**Exercise**
All of the entries must be reproduced exactly, with no images carried over.

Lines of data
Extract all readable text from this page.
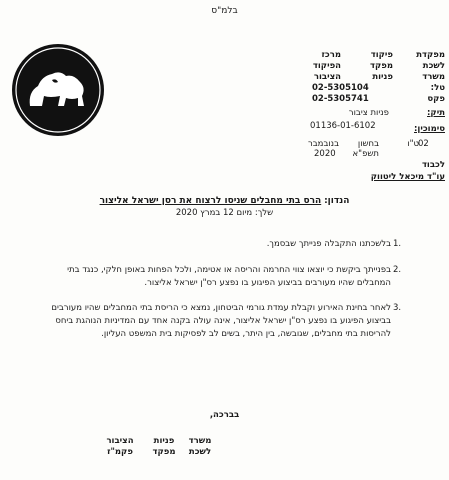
בלמ"ס
מפקדת
לשכת
משרד
טל:
פקס
פיקוד
מפקד
פניות
מרכז
הפיקוד
הציבור
02-5305104
02-5305741
פניות ציבור	תיק:
סימוכין:
01136-01-6102
ט"ו
בחשון
תשפ"א
02
בנובמבר
2020
לכבוד
עו"ד מיכאל ליטווק
הנדון: הרס בתי מחבלים שניסו לרצוח את רסן ישראל אליצור
שלך: מיום 12 במרץ 2020
.1
בלשכתנו התקבלה פנייתך שבסמך.
.2
בפנייתך ביקשת כי יוצאו צווי החרמה והריסה או אטימה, ולכל הפחות באופן חלקי, כנגד בתי המחבלים שהיו מעורבים בביצוע הפיגוע בו נפצע רס"ן ישראל אליצור.
.3
לאחר בחינת האירוע וקבלת עמדת גורמי הביטחון, נמצא כי הריסת בתי המחבלים שהיו מעורבים בביצוע הפיגוע בו נפצע רס"ן ישראל אליצור, אינה עולה בקנה אחד עם המדיניות הנוהגת ביחס להריסות בתי מחבלים, שגובשה, בין היתר, בשים לב לפסיקות בית המשפט העליון.
בברכה,
משרד
לשכת
פניות
מפקד
הציבור
פקמ"ז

**Result**
Extract all readable text from this page.
בלמ"ס
מפקדת
לשכת
משרד
טל:
פקס
פיקוד
מפקד
פניות
מרכז
הפיקוד
הציבור
02-5305104
02-5305741
פניות ציבור	תיק:
סימוכין:
01136-01-6102
ט"ו
בחשון
תשפ"א
02
בנובמבר
2020
לכבוד
עו"ד מיכאל ליטווק
הנדון: הרס בתי מחבלים שניסו לרצוח את רסן ישראל אליצור
שלך: מיום 12 במרץ 2020
.1
בלשכתנו התקבלה פנייתך שבסמך.
.2
בפנייתך ביקשת כי יוצאו צווי החרמה והריסה או אטימה, ולכל הפחות באופן חלקי, כנגד בתי המחבלים שהיו מעורבים בביצוע הפיגוע בו נפצע רס"ן ישראל אליצור.
.3
לאחר בחינת האירוע וקבלת עמדת גורמי הביטחון, נמצא כי הריסת בתי המחבלים שהיו מעורבים בביצוע הפיגוע בו נפצע רס"ן ישראל אליצור, אינה עולה בקנה אחד עם המדיניות הנוהגת ביחס להריסות בתי מחבלים, שגובשה, בין היתר, בשים לב לפסיקות בית המשפט העליון.
בברכה,
משרד
לשכת
פניות
מפקד
הציבור
פקמ"ז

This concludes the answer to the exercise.